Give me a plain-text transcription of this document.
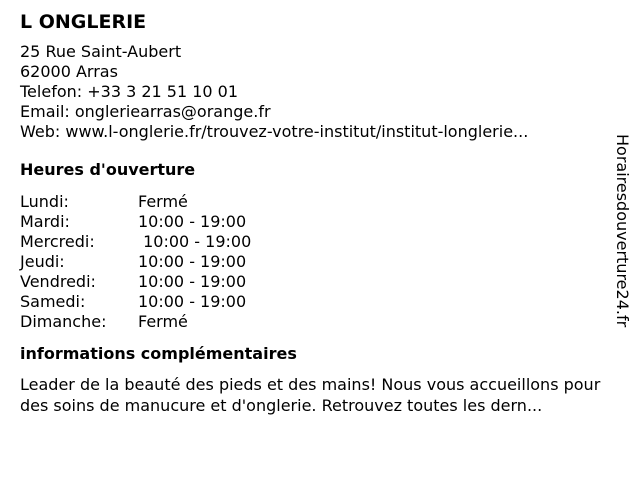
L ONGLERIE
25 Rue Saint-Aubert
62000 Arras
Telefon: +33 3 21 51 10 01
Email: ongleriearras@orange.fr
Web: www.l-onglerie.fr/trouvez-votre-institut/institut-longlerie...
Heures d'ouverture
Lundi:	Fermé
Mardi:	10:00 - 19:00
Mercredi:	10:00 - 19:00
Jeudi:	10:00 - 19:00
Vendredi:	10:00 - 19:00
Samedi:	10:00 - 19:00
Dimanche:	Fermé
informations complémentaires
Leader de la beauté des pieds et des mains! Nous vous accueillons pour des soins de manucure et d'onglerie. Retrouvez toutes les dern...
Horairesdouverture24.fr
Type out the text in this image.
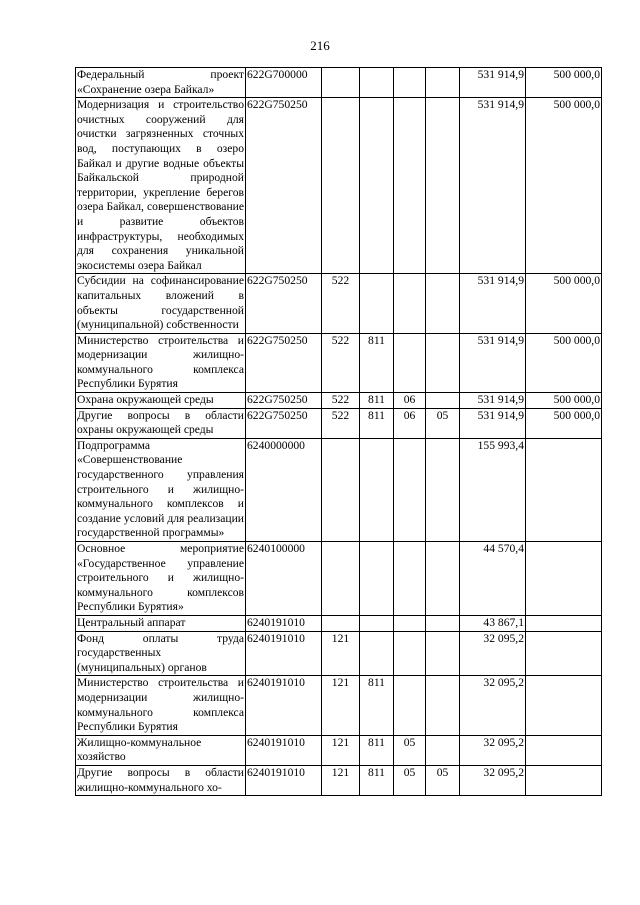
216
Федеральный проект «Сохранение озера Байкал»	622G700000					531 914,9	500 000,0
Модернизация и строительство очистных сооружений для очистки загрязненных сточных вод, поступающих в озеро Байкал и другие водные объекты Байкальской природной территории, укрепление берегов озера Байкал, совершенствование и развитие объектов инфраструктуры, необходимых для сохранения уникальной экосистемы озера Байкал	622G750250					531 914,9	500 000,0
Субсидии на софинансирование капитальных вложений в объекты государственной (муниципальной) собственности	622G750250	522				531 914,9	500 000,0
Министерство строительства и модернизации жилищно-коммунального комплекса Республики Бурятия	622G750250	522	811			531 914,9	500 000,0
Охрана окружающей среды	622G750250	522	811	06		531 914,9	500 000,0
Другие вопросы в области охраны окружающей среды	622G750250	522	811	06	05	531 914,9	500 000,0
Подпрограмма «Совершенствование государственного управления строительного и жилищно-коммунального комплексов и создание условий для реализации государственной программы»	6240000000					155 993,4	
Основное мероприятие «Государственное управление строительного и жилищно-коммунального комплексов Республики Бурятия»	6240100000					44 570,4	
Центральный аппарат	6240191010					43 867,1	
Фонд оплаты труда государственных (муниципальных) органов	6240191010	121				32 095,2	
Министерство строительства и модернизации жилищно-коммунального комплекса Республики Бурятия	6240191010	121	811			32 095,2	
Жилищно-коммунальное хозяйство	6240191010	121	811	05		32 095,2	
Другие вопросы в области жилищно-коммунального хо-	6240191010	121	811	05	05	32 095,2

────────

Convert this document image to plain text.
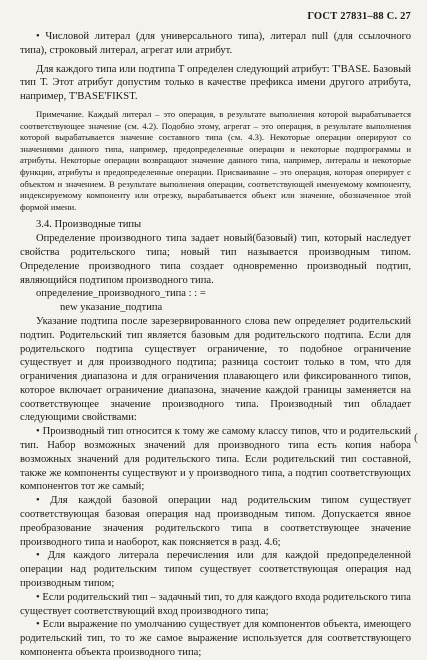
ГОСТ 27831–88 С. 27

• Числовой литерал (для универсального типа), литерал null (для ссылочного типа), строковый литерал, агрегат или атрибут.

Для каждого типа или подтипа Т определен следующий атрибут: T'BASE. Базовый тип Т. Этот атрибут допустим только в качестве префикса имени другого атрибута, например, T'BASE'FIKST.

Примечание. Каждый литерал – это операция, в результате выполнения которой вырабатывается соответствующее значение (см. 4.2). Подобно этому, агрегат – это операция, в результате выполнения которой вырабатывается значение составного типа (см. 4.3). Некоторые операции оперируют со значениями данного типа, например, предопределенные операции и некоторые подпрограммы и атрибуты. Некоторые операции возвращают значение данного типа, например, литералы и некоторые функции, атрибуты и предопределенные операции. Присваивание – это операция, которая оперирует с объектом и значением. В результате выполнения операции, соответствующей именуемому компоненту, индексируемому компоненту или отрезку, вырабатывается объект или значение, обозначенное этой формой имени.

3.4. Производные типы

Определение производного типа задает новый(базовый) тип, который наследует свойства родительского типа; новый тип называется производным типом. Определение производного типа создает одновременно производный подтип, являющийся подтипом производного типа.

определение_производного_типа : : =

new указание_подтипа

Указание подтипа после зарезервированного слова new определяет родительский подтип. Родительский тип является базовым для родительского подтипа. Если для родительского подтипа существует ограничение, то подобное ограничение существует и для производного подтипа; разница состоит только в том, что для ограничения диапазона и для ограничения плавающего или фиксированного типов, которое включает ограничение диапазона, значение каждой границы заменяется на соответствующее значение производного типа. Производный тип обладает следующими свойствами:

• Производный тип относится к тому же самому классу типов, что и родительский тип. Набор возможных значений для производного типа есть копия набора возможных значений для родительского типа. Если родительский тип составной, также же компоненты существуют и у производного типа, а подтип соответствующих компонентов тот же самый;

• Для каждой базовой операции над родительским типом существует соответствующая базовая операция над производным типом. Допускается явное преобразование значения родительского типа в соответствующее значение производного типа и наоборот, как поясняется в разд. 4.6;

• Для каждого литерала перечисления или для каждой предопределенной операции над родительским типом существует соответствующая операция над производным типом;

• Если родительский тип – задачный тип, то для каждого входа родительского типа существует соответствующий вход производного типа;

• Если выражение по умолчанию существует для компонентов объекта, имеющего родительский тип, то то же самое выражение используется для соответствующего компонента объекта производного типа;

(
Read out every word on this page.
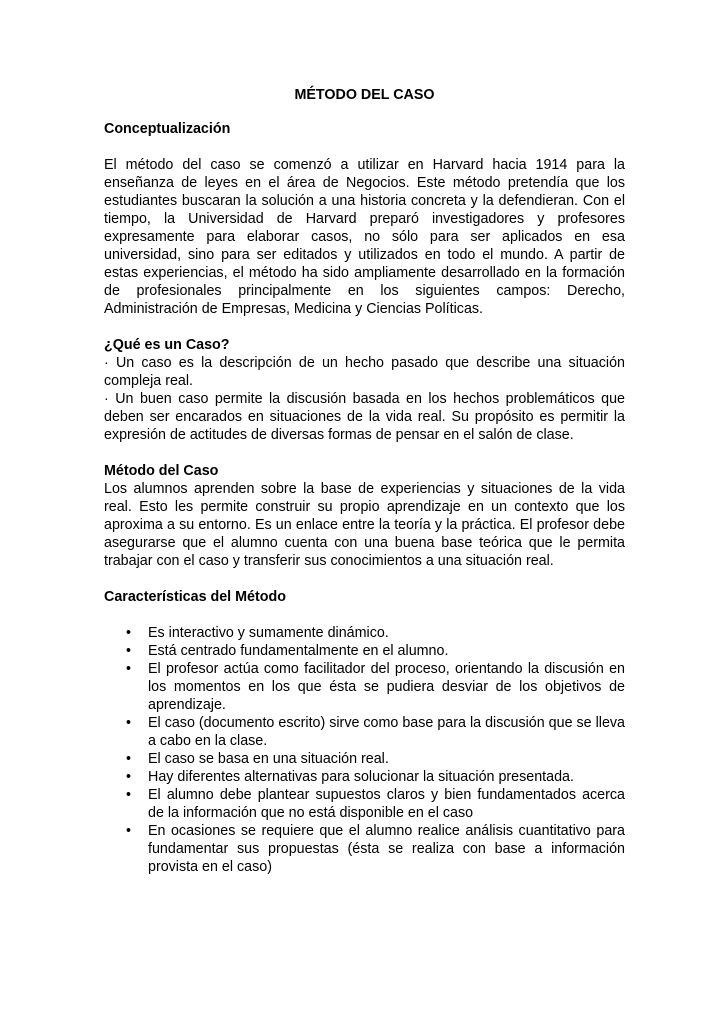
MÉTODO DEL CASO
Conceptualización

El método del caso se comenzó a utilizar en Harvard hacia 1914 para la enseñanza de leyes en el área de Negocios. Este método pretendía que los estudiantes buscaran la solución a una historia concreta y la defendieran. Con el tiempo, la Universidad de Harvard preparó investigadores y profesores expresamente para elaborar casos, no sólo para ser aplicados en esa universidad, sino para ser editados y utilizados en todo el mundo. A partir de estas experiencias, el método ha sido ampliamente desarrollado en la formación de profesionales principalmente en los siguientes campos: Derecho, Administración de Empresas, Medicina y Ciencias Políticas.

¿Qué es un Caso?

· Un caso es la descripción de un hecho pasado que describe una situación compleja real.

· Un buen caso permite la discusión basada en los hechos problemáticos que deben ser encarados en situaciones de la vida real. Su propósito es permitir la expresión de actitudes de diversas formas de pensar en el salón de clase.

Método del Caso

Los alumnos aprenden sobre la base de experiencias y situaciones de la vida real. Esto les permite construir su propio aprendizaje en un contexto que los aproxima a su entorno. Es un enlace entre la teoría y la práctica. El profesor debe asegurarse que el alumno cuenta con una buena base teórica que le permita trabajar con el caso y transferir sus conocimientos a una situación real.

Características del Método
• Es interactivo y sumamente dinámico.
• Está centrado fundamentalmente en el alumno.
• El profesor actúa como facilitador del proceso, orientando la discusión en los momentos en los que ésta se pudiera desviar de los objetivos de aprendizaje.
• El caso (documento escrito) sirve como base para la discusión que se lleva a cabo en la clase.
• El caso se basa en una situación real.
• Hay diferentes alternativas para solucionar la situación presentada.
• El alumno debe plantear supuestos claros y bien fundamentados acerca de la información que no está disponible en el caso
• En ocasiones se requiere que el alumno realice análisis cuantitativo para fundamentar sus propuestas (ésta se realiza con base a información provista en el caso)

────────

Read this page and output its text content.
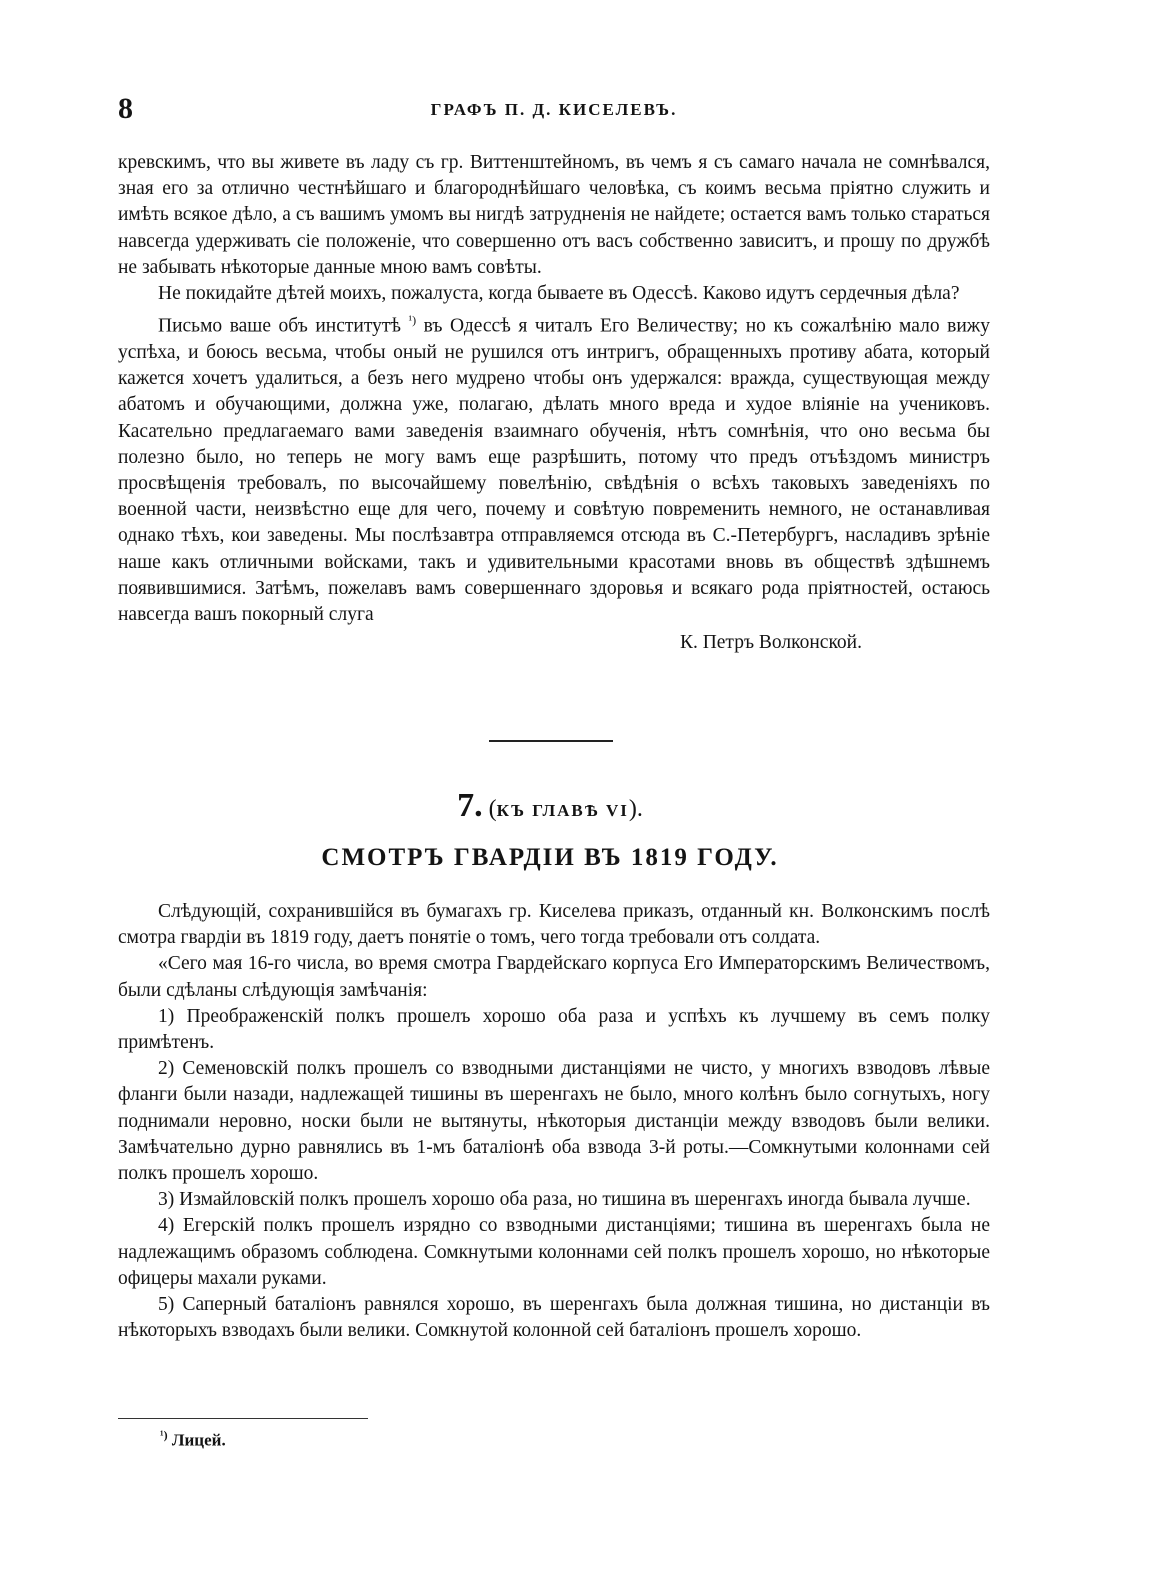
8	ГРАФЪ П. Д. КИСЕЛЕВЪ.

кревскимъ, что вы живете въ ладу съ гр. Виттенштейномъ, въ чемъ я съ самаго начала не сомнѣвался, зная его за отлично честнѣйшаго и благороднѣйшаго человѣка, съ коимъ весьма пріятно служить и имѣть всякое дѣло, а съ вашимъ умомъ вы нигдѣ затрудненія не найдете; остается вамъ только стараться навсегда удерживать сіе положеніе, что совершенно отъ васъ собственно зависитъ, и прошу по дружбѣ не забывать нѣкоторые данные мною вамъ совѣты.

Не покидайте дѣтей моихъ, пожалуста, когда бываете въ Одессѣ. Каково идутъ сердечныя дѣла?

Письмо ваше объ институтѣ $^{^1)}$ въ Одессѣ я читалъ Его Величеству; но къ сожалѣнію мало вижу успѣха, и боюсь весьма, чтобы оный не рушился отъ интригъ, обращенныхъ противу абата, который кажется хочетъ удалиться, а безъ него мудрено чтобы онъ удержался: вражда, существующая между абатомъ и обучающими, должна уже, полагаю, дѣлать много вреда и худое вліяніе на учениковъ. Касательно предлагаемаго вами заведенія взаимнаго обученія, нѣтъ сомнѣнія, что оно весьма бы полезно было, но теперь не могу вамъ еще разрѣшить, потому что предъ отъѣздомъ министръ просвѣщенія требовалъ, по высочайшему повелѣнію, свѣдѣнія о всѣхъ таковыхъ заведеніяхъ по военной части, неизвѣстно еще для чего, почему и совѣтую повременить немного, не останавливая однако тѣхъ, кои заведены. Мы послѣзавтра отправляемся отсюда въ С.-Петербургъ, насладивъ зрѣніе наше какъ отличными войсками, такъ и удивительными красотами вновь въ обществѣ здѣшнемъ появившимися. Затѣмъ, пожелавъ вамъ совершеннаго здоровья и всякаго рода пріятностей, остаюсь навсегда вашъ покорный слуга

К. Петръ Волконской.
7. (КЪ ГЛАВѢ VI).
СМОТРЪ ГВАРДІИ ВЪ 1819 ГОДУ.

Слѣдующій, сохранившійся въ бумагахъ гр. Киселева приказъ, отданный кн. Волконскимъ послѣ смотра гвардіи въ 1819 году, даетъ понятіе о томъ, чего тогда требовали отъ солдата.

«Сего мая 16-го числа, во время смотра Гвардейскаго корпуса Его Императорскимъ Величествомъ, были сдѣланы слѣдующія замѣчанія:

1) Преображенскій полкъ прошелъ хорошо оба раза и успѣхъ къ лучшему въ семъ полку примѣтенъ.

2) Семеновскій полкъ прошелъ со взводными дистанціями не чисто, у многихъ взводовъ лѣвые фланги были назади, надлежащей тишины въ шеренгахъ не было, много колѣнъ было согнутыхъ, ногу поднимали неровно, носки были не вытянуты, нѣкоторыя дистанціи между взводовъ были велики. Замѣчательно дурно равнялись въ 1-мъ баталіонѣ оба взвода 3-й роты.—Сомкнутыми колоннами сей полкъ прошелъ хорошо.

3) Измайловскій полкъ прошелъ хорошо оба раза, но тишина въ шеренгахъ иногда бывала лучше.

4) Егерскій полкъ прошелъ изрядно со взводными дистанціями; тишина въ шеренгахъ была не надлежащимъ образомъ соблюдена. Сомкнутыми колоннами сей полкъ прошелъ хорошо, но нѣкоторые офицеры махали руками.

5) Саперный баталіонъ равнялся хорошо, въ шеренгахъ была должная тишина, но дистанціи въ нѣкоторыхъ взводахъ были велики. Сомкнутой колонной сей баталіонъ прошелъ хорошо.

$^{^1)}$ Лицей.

────────

_Exercise instructions_. Pick out every line above that holds the word "каждой" and copy it.

_Written answer_.
Указание подтипа после зарезервированного слова new определяет родительский подтип. Родительский тип является базовым для родительского подтипа. Если для родительского подтипа существует ограничение, то подобное ограничение существует и для производного подтипа; разница состоит только в том, что для ограничения диапазона и для ограничения плавающего или фиксированного типов, которое включает ограничение диапазона, значение каждой границы заменяется на соответствующее значение производного типа. Производный тип обладает следующими свойствами:
• Для каждой базовой операции над родительским типом существует соответствующая базовая операция над производным типом. Допускается явное преобразование значения родительского типа в соответствующее значение производного типа и наоборот, как поясняется в разд. 4.6;
• Для каждого литерала перечисления или для каждой предопределенной операции над родительским типом существует соответствующая операция над производным типом;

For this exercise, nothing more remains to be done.